### TASK DESCRIPTION
Go through the entries below and collect each line with the string "تعداد" in it.

——

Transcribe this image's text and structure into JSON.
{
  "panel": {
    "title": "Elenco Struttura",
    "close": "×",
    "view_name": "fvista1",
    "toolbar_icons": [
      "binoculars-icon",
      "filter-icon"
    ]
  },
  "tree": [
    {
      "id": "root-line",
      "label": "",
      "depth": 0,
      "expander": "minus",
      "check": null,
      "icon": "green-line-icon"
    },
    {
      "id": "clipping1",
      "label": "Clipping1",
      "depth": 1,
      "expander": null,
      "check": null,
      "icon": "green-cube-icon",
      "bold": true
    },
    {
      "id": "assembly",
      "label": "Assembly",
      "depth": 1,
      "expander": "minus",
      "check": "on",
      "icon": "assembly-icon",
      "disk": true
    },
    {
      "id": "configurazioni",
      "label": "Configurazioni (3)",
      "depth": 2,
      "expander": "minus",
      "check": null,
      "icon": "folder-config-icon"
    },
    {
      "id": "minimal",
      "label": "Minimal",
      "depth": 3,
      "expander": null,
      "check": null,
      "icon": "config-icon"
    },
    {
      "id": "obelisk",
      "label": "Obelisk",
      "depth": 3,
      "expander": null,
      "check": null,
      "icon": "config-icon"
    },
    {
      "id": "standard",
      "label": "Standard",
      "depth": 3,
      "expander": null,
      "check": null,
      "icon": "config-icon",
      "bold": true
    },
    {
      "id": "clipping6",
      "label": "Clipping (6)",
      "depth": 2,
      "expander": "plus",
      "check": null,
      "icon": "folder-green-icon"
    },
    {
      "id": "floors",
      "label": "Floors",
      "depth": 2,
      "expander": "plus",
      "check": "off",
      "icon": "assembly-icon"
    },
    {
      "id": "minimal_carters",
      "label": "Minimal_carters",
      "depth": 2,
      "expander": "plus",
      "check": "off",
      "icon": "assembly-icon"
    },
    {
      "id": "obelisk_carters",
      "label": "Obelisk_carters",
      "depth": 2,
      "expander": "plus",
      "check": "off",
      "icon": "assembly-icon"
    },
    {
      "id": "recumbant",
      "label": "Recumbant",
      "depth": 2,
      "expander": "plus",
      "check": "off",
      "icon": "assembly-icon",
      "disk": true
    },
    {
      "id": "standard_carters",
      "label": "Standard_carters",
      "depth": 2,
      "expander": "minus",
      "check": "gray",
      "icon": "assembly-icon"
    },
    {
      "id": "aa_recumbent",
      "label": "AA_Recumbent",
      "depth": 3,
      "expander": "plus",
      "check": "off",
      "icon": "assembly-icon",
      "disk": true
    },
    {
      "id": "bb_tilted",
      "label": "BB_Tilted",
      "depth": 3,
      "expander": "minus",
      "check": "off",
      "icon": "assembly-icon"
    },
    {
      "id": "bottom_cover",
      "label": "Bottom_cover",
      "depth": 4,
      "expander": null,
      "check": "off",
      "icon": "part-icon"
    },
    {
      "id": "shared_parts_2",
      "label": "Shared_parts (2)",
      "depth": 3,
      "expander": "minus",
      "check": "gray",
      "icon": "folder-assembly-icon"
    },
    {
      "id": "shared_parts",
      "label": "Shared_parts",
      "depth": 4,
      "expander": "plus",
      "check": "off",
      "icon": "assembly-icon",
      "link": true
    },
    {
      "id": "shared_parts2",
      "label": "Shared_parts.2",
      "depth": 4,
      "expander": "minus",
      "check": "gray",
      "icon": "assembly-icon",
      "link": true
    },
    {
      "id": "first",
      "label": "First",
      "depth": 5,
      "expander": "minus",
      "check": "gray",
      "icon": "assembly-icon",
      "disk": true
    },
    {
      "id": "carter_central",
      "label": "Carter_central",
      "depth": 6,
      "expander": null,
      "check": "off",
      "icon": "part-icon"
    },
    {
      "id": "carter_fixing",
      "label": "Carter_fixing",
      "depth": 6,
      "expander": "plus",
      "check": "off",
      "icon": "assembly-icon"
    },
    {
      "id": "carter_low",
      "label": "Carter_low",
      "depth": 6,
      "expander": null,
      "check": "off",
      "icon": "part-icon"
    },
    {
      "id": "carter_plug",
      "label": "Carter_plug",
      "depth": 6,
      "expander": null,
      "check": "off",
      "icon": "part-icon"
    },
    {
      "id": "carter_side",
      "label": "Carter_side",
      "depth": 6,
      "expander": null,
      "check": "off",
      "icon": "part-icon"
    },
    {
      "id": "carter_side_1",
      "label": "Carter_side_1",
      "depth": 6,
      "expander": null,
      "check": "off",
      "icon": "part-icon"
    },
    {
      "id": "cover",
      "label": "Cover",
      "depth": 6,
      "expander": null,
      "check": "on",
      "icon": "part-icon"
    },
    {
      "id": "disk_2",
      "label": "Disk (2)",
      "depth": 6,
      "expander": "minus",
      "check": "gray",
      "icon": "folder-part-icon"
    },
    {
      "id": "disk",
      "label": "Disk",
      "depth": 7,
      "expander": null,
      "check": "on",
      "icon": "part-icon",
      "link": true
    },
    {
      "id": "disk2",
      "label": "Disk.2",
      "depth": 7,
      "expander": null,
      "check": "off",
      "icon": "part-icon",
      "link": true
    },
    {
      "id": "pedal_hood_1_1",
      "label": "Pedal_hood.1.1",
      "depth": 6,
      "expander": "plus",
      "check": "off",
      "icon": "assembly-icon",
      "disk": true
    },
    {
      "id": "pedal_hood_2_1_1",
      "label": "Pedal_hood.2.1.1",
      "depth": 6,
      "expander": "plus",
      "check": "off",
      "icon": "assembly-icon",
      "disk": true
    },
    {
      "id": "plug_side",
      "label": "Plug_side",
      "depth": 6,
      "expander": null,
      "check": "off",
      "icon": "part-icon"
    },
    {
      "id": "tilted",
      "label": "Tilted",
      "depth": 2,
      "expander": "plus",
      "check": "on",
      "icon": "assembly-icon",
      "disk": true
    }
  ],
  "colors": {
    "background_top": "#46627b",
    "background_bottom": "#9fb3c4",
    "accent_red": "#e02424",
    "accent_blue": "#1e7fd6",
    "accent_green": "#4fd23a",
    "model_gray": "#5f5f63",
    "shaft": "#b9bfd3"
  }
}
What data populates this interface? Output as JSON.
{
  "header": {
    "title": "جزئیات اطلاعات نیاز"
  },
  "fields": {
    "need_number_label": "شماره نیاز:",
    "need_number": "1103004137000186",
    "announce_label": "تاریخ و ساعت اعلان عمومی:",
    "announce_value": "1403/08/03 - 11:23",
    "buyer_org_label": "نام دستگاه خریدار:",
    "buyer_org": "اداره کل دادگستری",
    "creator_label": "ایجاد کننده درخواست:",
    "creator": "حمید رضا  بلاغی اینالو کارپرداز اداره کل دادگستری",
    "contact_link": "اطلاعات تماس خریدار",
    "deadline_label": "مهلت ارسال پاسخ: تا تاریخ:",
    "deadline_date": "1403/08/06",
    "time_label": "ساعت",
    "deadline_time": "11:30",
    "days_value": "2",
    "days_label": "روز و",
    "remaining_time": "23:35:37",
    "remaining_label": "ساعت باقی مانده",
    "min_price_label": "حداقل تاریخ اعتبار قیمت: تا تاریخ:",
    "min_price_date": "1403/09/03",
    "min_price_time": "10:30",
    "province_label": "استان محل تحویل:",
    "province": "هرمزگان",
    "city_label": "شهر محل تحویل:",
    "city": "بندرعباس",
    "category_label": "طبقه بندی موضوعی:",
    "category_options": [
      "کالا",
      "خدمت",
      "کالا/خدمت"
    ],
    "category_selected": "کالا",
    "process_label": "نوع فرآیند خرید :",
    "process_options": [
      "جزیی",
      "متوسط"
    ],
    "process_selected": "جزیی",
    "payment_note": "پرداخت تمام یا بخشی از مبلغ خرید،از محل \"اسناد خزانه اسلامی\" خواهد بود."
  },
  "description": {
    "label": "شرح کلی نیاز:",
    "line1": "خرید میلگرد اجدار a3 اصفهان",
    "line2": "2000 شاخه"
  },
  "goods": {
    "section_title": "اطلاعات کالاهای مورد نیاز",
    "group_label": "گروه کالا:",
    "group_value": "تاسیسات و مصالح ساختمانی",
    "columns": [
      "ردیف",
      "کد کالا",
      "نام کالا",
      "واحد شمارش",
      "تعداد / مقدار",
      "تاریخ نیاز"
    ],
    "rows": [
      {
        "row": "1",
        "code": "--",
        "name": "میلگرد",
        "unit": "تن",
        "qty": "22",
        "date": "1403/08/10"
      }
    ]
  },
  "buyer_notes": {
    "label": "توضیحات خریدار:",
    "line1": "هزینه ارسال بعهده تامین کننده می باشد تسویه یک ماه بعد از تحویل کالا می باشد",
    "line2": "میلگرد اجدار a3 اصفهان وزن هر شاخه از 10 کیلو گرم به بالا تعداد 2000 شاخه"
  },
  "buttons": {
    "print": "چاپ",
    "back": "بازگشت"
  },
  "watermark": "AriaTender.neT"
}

——

### THE SOLUTION
      "تعداد / مقدار",
    "line2": "میلگرد اجدار a3 اصفهان وزن هر شاخه از 10 کیلو گرم به بالا تعداد 2000 شاخه"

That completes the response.